# [GIVEN PROBLEM]
All lines below must be repeated exactly, with the pictures omitted.

# [GIVEN RECORDS]
^^^^^^^^
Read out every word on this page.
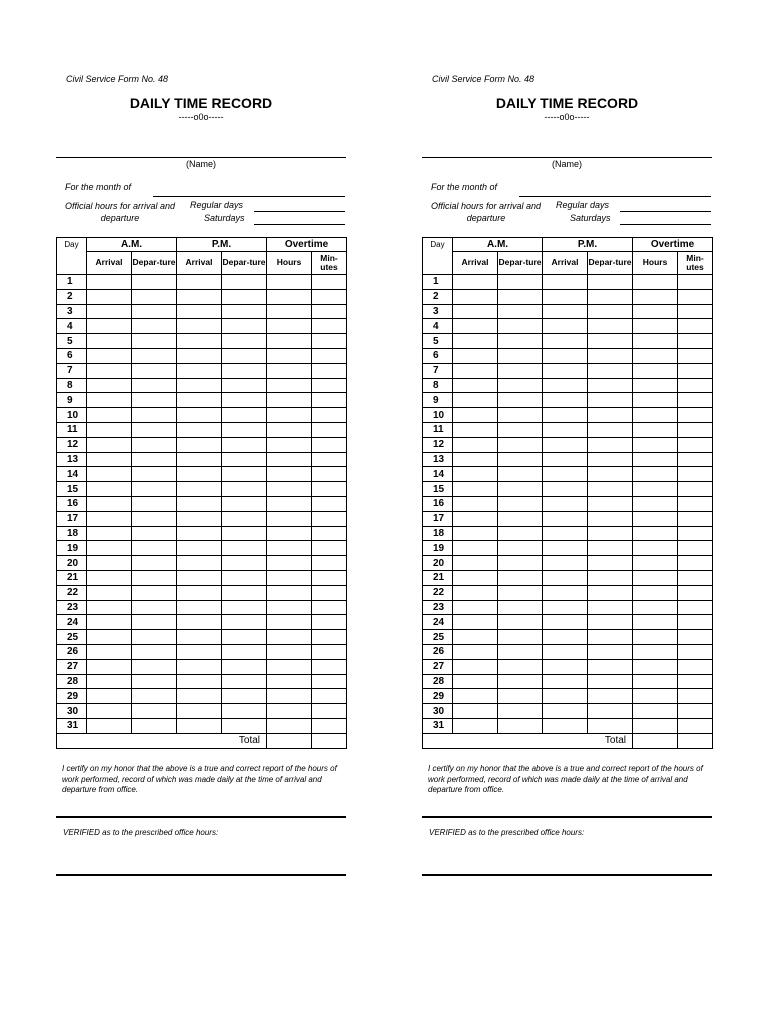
Civil Service Form No. 48
DAILY TIME RECORD
-----o0o-----
(Name)
For the month of
Official hours for arrival and departure
Regular days
Saturdays
Day	A.M.		P.M.		Overtime	
	Arrival	Depar-ture	Arrival	Depar-ture	Hours	Min-utes
1						
2						
3						
4						
5						
6						
7						
8						
9						
10						
11						
12						
13						
14						
15						
16						
17						
18						
19						
20						
21						
22						
23						
24						
25						
26						
27						
28						
29						
30						
31						
			Total			
I certify on my honor that the above is a true and correct report of the hours of work performed, record of which was made daily at the time of arrival and departure from office.
VERIFIED as to the prescribed office hours:
Civil Service Form No. 48
DAILY TIME RECORD
-----o0o-----
(Name)
For the month of
Official hours for arrival and departure
Regular days
Saturdays
Day	A.M.		P.M.		Overtime	
	Arrival	Depar-ture	Arrival	Depar-ture	Hours	Min-utes
1						
2						
3						
4						
5						
6						
7						
8						
9						
10						
11						
12						
13						
14						
15						
16						
17						
18						
19						
20						
21						
22						
23						
24						
25						
26						
27						
28						
29						
30						
31						
			Total			
I certify on my honor that the above is a true and correct report of the hours of work performed, record of which was made daily at the time of arrival and departure from office.
VERIFIED as to the prescribed office hours:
^^^^^^^^
# [RESULT OF THE EXERCISE]
Read out every word on this page.
Civil Service Form No. 48
DAILY TIME RECORD
-----o0o-----
(Name)
For the month of
Official hours for arrival and departure
Regular days
Saturdays
Day	A.M.		P.M.		Overtime	
	Arrival	Depar-ture	Arrival	Depar-ture	Hours	Min-utes
1						
2						
3						
4						
5						
6						
7						
8						
9						
10						
11						
12						
13						
14						
15						
16						
17						
18						
19						
20						
21						
22						
23						
24						
25						
26						
27						
28						
29						
30						
31						
			Total			
I certify on my honor that the above is a true and correct report of the hours of work performed, record of which was made daily at the time of arrival and departure from office.
VERIFIED as to the prescribed office hours:
Civil Service Form No. 48
DAILY TIME RECORD
-----o0o-----
(Name)
For the month of
Official hours for arrival and departure
Regular days
Saturdays
Day	A.M.		P.M.		Overtime	
	Arrival	Depar-ture	Arrival	Depar-ture	Hours	Min-utes
1						
2						
3						
4						
5						
6						
7						
8						
9						
10						
11						
12						
13						
14						
15						
16						
17						
18						
19						
20						
21						
22						
23						
24						
25						
26						
27						
28						
29						
30						
31						
			Total			
I certify on my honor that the above is a true and correct report of the hours of work performed, record of which was made daily at the time of arrival and departure from office.
VERIFIED as to the prescribed office hours:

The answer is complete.